--- start of EXTRACTED ENTRIES ---
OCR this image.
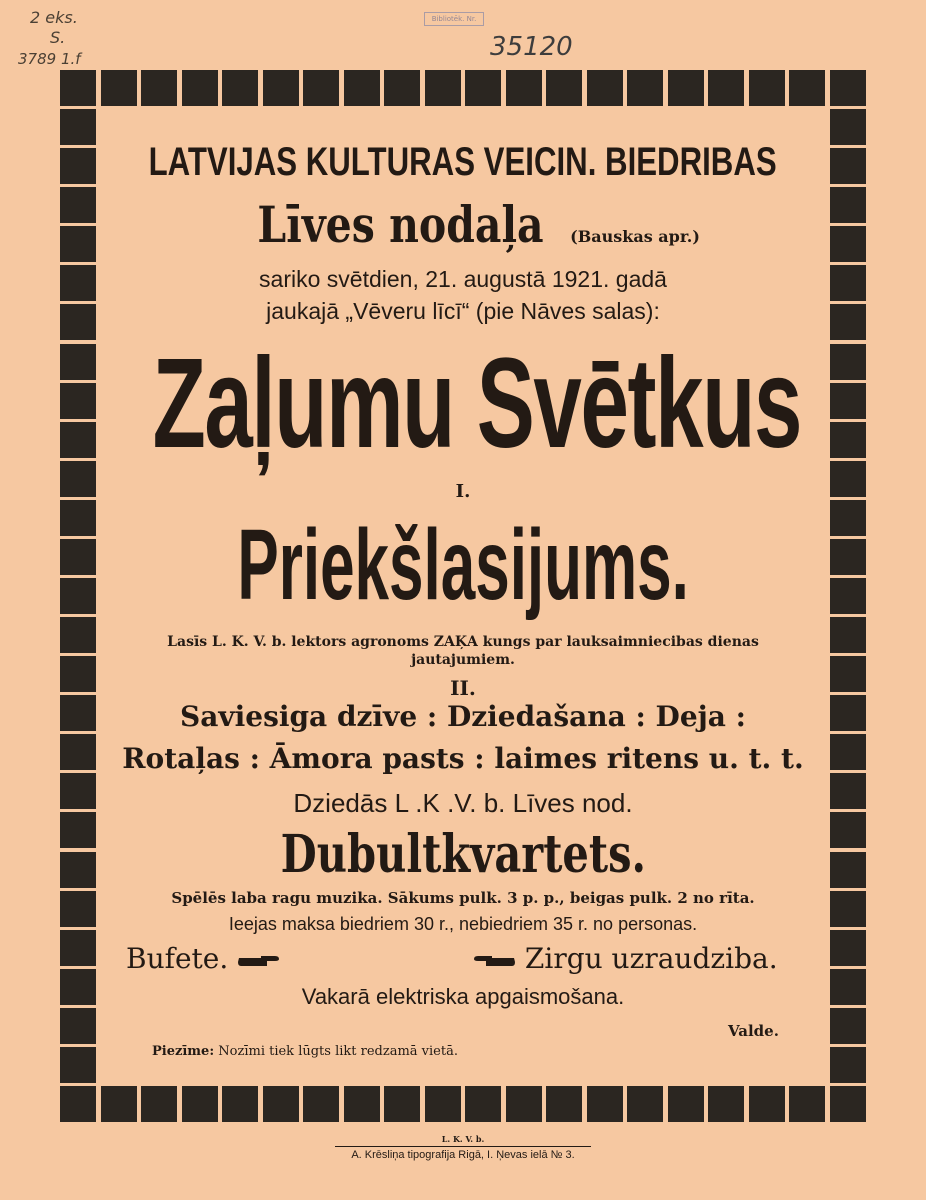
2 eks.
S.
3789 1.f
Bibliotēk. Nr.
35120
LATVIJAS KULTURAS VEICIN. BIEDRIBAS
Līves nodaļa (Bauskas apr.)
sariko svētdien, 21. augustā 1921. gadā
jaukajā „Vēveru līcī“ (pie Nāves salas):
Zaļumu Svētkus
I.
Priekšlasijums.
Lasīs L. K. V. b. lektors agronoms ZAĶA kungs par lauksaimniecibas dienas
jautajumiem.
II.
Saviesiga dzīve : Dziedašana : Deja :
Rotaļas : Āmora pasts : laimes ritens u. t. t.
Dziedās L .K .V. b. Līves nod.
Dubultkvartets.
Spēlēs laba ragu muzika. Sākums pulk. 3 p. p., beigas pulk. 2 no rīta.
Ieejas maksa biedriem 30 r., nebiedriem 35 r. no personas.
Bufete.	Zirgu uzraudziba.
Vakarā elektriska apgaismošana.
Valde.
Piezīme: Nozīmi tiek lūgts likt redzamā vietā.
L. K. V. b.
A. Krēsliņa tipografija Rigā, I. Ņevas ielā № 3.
--- end of EXTRACTED ENTRIES ---
* [GIVEN INSTRUCTION]: Report how many lines hold the string "Līves", giving the number and nothing else.

* [FULL RESPONSE]: 2